SELECTED PASSAGE:

Start of Block

Monday, October 1, 2012

The Things We Leave Behind

The Things We Leave Behind  
by gina below
 
                The water still flows in the same direction as it always has to converge with another creek to the east just in the valley below. They combine with each other to make something more, complimenting each other perfectly. The wonderful scent wafts up the hillside through the trees on the breeze and it embraces me before it goes on its way leaving a small smile behind for me and countless memories. I watch the emerald waves flow across the cornfield that’s end cannot been seen from where I stand as the sweet smelling breeze flows through its stalks. How many times have I stood here in this exact spot to gaze upon this sight? Would anyone else see what I see?  From this direction my childhood has not changed, but the constant of the flowing waters and the soft waft of the gentle wind over the endless fields and horizon remind me that everything changes and change is truly the only constant. All I have to do is turn around to remind myself of the march of time, to know how swiftly things can change, to see the things that will never be again.  To know for certain of the things that are gone. How well we forget how time marches on, sometimes snatching the things we held dear in seconds, never to be seen again.  We often overlook that we are only visitors in this space in time. The years have not dulled my memories and I stand here and let them flow around me like the soft sweet breeze.
 
                Here on this hillside where I was raised memories are at play and if I turn quickly enough I might catch a glimpse in my peripheral of a dark haired freckled faced tomboy running barefoot through the green grass and trees of home. Hints of combined laughter tickle the gentle breeze and sweet scents of what was make me smile. But here almost no path remains, here all that was, is nearly gone. Only the faintest of reminders  that we were ever here can be seen and only if you know what to look for and soon those too will be gone, repossessed  by the slow, steady march of time.  Little by little the years will reclaim it, the trees growing over the trails of our feet until no one will know that we were there at all. But for a glimmer of time it was mine, mine to safely grow on and learn from and share. Here I was sheltered and cherished, lovingly and patiently tended like the flora that grew here under my Mother’s careful watch in this southern soil. Here I found my courage, my strength and my direction.  And here I found my reason to leave.

End of Block

WHAT TO DO: Extend the reflective piece above about the childhood hillside by writing the passage that comes after its final sentence.

SUPPLIED RECORDS:
Start of Block

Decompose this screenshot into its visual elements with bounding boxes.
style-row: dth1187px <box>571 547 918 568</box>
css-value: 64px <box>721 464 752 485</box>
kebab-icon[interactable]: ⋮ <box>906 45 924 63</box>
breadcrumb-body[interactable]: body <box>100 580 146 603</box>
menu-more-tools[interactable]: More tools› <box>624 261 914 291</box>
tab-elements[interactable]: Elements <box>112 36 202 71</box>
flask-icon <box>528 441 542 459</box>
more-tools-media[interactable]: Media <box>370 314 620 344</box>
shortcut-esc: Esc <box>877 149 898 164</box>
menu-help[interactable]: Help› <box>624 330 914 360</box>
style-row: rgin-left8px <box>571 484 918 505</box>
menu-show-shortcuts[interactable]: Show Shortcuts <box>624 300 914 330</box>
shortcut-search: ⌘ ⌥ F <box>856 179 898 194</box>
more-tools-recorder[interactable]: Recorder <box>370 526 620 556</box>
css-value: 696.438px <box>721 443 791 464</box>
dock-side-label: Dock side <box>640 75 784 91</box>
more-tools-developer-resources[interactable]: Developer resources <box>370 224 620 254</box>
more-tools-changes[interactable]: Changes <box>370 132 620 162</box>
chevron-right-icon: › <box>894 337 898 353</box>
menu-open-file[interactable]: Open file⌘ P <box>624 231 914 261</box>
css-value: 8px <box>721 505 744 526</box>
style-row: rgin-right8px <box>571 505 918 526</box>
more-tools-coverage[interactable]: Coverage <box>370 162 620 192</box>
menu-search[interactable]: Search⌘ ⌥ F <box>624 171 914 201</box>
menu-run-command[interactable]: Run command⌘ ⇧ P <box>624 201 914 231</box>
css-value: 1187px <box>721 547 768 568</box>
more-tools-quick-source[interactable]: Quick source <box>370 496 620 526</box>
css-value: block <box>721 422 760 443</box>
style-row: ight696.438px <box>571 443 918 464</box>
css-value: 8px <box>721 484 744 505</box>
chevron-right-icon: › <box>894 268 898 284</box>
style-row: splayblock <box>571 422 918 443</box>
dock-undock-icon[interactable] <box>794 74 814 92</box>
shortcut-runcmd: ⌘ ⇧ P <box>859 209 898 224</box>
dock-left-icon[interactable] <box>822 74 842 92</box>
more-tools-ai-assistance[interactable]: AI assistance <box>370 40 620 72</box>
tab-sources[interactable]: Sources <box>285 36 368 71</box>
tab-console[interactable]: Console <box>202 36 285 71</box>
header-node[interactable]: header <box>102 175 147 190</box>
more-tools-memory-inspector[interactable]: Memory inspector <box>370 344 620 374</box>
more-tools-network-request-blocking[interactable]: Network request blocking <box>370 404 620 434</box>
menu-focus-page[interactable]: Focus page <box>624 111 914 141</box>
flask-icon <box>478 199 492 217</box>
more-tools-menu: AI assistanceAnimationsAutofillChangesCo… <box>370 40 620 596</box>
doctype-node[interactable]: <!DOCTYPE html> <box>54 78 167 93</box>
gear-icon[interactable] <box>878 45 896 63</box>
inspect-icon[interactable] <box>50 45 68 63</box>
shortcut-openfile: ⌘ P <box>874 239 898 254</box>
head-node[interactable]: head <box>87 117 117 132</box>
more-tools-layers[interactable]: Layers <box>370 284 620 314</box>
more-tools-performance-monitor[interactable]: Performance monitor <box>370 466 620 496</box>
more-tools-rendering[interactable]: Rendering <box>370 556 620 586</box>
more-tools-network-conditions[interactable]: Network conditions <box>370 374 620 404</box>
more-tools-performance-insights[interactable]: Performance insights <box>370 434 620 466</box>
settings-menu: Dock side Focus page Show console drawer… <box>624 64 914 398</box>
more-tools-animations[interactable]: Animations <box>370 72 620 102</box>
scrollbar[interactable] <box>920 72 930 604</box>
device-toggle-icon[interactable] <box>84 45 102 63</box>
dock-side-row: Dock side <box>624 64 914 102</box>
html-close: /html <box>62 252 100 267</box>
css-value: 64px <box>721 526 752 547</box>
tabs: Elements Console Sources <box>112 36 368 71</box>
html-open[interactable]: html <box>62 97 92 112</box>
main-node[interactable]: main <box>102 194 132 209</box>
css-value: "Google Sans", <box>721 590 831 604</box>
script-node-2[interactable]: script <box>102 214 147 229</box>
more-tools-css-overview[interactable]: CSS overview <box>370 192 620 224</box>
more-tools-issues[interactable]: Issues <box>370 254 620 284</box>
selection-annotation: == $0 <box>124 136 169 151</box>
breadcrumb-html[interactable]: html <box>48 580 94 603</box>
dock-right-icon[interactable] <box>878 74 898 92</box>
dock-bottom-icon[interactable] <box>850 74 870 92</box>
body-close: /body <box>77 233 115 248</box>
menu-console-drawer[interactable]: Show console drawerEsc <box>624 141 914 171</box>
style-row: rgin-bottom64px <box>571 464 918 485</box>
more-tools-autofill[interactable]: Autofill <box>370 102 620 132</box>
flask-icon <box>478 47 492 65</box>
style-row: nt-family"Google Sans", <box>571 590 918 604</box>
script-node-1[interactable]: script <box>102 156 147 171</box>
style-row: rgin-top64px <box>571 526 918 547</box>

End of Block

EXPECTED ANSWER:
 
                I know he is there even though he has made no sound, I always feel him near. He wraps his arms around my shoulders and I lay my head back against his chest cocooned in his embrace, we watch the morning sun sparkle on the cornfield. I can feel the strong beat of his heart in time with mine as we stand silent atop this Appalachian foothill. Thirty years together lay sheltered and secure in his embrace, always my quiet, soft place to fall. He was once a stranger at my parents door, an answer to a prayer, a gypsy soul seeking his own safe harbor; he was to be my future, and my past.  He is my something more, my compliment, my now and forever.  
 
                In no time at all there will be nothing left that will remind anyone that we were once here, that once a family and children roamed this southern hill side. Will another little dark haired girl play here and run laughing up this green grassy hill? Will she find a long buried treasure left by me and wonder where it came from? Will it make her smile? Will she too dream of a stranger with eyes the blue green color of the sea and wait for him to find her? I hope she finds herself here too, her peace, her happiness as I have.  Will she be able to follow the unseen path that I left for her, the path that will be taken over by time? Will it matter that our path will leave no trail? Who unknown left these things for me to find? How many have walked here before me and the only remnant that is left is the bright shining eyes the color of the sea  or the freckles that splash across a fair complexion passed down from somewhere unknown, blown across the waves to land here from so long ago.  There will only be echoes of our having been here, echoes of the things we leave behind.